**SHORT EXERCISE:** Drop the images; return everything else in the listing below exactly.

-- BEGIN RAW DATA --

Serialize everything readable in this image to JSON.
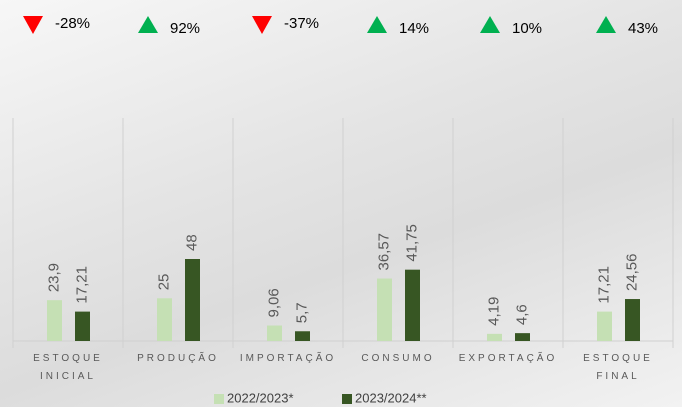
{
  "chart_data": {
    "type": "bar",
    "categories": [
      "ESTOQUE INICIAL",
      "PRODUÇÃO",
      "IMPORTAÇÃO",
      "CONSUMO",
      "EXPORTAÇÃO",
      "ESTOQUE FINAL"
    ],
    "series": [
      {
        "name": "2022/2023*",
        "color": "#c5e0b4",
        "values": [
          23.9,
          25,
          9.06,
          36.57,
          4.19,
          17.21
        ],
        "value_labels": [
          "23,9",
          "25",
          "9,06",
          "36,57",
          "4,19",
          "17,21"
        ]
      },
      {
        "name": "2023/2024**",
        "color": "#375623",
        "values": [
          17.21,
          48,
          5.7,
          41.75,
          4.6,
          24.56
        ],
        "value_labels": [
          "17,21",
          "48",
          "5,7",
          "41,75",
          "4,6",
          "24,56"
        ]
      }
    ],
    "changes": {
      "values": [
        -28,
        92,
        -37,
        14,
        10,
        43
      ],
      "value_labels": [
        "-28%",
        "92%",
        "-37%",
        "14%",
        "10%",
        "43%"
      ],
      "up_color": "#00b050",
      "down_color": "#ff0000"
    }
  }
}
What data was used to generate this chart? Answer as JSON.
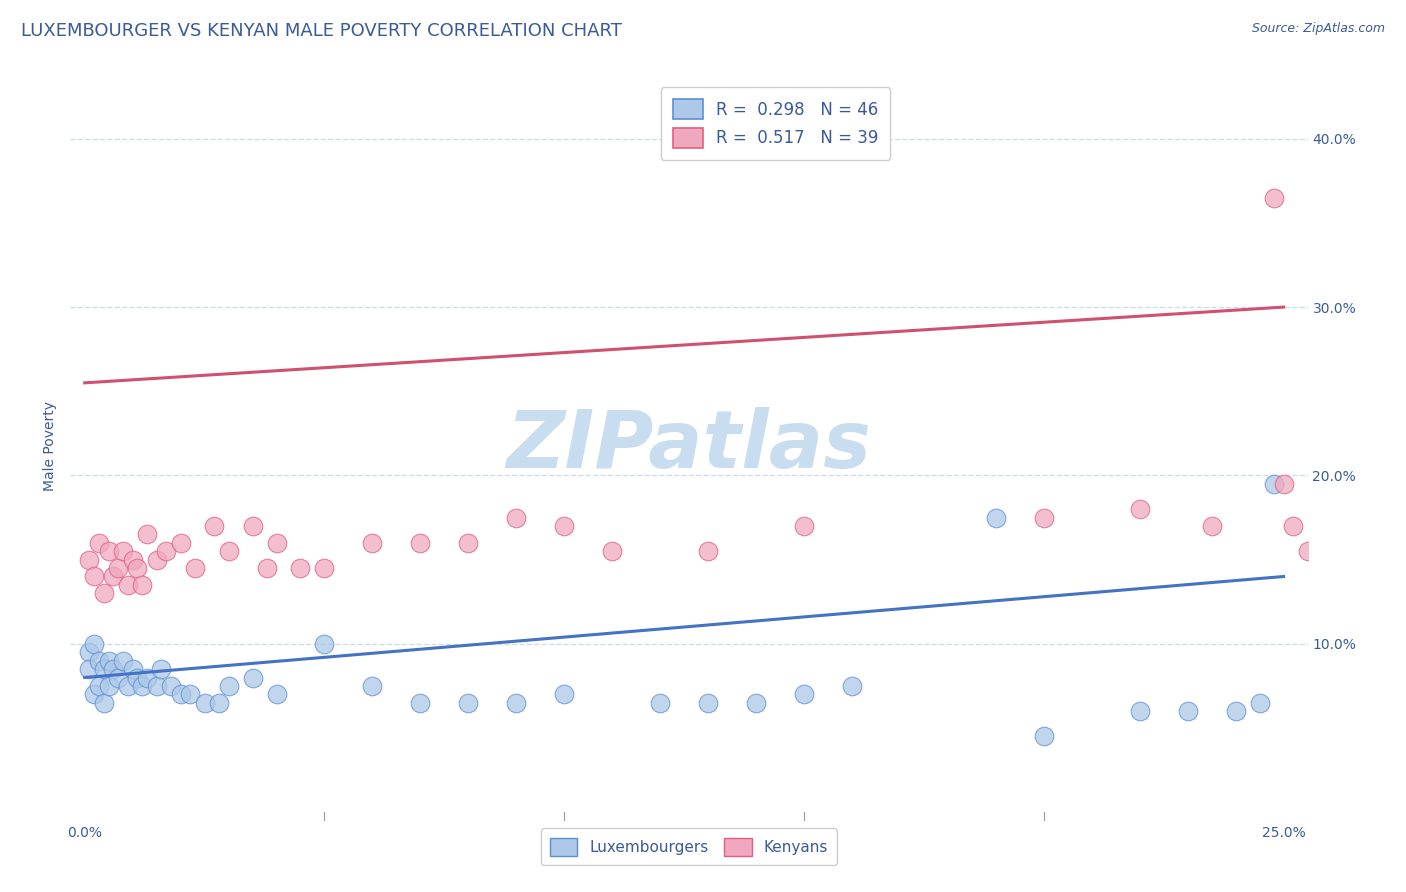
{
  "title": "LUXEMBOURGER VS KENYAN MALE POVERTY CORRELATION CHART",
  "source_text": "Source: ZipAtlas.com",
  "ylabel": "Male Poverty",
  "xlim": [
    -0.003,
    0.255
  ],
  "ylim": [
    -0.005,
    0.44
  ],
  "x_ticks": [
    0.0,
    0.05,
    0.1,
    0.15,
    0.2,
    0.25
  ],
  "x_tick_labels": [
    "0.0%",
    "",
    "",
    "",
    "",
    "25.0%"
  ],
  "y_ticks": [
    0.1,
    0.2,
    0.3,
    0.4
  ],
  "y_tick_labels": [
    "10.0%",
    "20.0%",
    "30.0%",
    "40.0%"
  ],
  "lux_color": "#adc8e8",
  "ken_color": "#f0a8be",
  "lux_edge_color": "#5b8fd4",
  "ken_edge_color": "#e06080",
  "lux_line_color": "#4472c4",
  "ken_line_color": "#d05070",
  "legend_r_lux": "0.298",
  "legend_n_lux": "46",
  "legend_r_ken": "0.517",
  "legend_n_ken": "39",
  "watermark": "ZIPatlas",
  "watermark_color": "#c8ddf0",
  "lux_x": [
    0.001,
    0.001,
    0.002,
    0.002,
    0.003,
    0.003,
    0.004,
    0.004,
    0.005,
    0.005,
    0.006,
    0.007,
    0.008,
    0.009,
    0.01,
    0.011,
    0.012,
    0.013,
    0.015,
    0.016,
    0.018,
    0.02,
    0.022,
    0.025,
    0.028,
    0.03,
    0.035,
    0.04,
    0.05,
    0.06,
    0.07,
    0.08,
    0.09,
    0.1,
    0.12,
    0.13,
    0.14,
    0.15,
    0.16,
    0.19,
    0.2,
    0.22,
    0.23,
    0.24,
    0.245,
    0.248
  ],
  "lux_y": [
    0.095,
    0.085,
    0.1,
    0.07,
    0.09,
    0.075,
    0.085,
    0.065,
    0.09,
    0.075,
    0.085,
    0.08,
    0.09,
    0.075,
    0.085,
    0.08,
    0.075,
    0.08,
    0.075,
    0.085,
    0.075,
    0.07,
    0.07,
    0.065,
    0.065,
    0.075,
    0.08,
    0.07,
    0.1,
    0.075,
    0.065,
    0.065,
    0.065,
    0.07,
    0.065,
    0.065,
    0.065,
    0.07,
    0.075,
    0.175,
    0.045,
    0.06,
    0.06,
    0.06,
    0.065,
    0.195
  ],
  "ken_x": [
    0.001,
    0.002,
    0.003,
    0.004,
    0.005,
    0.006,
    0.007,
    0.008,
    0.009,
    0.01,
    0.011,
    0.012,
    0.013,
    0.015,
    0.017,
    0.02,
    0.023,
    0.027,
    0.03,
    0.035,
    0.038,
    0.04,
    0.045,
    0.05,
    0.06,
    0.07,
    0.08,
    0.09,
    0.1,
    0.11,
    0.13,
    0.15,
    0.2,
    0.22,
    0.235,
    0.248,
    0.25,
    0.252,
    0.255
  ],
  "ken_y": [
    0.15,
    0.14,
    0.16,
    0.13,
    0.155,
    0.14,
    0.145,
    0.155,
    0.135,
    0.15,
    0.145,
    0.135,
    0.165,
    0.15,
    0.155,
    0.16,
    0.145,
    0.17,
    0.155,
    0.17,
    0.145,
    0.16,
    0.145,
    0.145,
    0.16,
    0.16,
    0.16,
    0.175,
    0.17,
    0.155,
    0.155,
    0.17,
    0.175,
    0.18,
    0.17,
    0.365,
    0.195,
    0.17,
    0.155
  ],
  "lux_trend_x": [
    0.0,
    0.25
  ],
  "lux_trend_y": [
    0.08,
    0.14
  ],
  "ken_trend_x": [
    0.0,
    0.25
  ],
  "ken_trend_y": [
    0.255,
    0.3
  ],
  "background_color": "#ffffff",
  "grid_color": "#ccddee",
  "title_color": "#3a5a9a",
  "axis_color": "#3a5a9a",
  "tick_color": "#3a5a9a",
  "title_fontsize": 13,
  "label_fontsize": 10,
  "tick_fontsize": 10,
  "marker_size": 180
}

-- END RAW DATA --

**ANSWER TO THIS TASK:**
Serialize everything readable in this image to JSON.
{
  "chart_data": {
    "type": "bar",
    "categories": [
      "ESTOQUE INICIAL",
      "PRODUÇÃO",
      "IMPORTAÇÃO",
      "CONSUMO",
      "EXPORTAÇÃO",
      "ESTOQUE FINAL"
    ],
    "series": [
      {
        "name": "2022/2023*",
        "color": "#c5e0b4",
        "values": [
          23.9,
          25,
          9.06,
          36.57,
          4.19,
          17.21
        ],
        "value_labels": [
          "23,9",
          "25",
          "9,06",
          "36,57",
          "4,19",
          "17,21"
        ]
      },
      {
        "name": "2023/2024**",
        "color": "#375623",
        "values": [
          17.21,
          48,
          5.7,
          41.75,
          4.6,
          24.56
        ],
        "value_labels": [
          "17,21",
          "48",
          "5,7",
          "41,75",
          "4,6",
          "24,56"
        ]
      }
    ],
    "changes": {
      "values": [
        -28,
        92,
        -37,
        14,
        10,
        43
      ],
      "value_labels": [
        "-28%",
        "92%",
        "-37%",
        "14%",
        "10%",
        "43%"
      ],
      "up_color": "#00b050",
      "down_color": "#ff0000"
    }
  }
}
What data was used to generate this chart? Answer as JSON.
{
  "title": "LUXEMBOURGER VS KENYAN MALE POVERTY CORRELATION CHART",
  "source_text": "Source: ZipAtlas.com",
  "ylabel": "Male Poverty",
  "xlim": [
    -0.003,
    0.255
  ],
  "ylim": [
    -0.005,
    0.44
  ],
  "x_ticks": [
    0.0,
    0.05,
    0.1,
    0.15,
    0.2,
    0.25
  ],
  "x_tick_labels": [
    "0.0%",
    "",
    "",
    "",
    "",
    "25.0%"
  ],
  "y_ticks": [
    0.1,
    0.2,
    0.3,
    0.4
  ],
  "y_tick_labels": [
    "10.0%",
    "20.0%",
    "30.0%",
    "40.0%"
  ],
  "lux_color": "#adc8e8",
  "ken_color": "#f0a8be",
  "lux_edge_color": "#5b8fd4",
  "ken_edge_color": "#e06080",
  "lux_line_color": "#4472c4",
  "ken_line_color": "#d05070",
  "legend_r_lux": "0.298",
  "legend_n_lux": "46",
  "legend_r_ken": "0.517",
  "legend_n_ken": "39",
  "watermark": "ZIPatlas",
  "watermark_color": "#c8ddf0",
  "lux_x": [
    0.001,
    0.001,
    0.002,
    0.002,
    0.003,
    0.003,
    0.004,
    0.004,
    0.005,
    0.005,
    0.006,
    0.007,
    0.008,
    0.009,
    0.01,
    0.011,
    0.012,
    0.013,
    0.015,
    0.016,
    0.018,
    0.02,
    0.022,
    0.025,
    0.028,
    0.03,
    0.035,
    0.04,
    0.05,
    0.06,
    0.07,
    0.08,
    0.09,
    0.1,
    0.12,
    0.13,
    0.14,
    0.15,
    0.16,
    0.19,
    0.2,
    0.22,
    0.23,
    0.24,
    0.245,
    0.248
  ],
  "lux_y": [
    0.095,
    0.085,
    0.1,
    0.07,
    0.09,
    0.075,
    0.085,
    0.065,
    0.09,
    0.075,
    0.085,
    0.08,
    0.09,
    0.075,
    0.085,
    0.08,
    0.075,
    0.08,
    0.075,
    0.085,
    0.075,
    0.07,
    0.07,
    0.065,
    0.065,
    0.075,
    0.08,
    0.07,
    0.1,
    0.075,
    0.065,
    0.065,
    0.065,
    0.07,
    0.065,
    0.065,
    0.065,
    0.07,
    0.075,
    0.175,
    0.045,
    0.06,
    0.06,
    0.06,
    0.065,
    0.195
  ],
  "ken_x": [
    0.001,
    0.002,
    0.003,
    0.004,
    0.005,
    0.006,
    0.007,
    0.008,
    0.009,
    0.01,
    0.011,
    0.012,
    0.013,
    0.015,
    0.017,
    0.02,
    0.023,
    0.027,
    0.03,
    0.035,
    0.038,
    0.04,
    0.045,
    0.05,
    0.06,
    0.07,
    0.08,
    0.09,
    0.1,
    0.11,
    0.13,
    0.15,
    0.2,
    0.22,
    0.235,
    0.248,
    0.25,
    0.252,
    0.255
  ],
  "ken_y": [
    0.15,
    0.14,
    0.16,
    0.13,
    0.155,
    0.14,
    0.145,
    0.155,
    0.135,
    0.15,
    0.145,
    0.135,
    0.165,
    0.15,
    0.155,
    0.16,
    0.145,
    0.17,
    0.155,
    0.17,
    0.145,
    0.16,
    0.145,
    0.145,
    0.16,
    0.16,
    0.16,
    0.175,
    0.17,
    0.155,
    0.155,
    0.17,
    0.175,
    0.18,
    0.17,
    0.365,
    0.195,
    0.17,
    0.155
  ],
  "lux_trend_x": [
    0.0,
    0.25
  ],
  "lux_trend_y": [
    0.08,
    0.14
  ],
  "ken_trend_x": [
    0.0,
    0.25
  ],
  "ken_trend_y": [
    0.255,
    0.3
  ],
  "background_color": "#ffffff",
  "grid_color": "#ccddee",
  "title_color": "#3a5a9a",
  "axis_color": "#3a5a9a",
  "tick_color": "#3a5a9a",
  "title_fontsize": 13,
  "label_fontsize": 10,
  "tick_fontsize": 10,
  "marker_size": 180
}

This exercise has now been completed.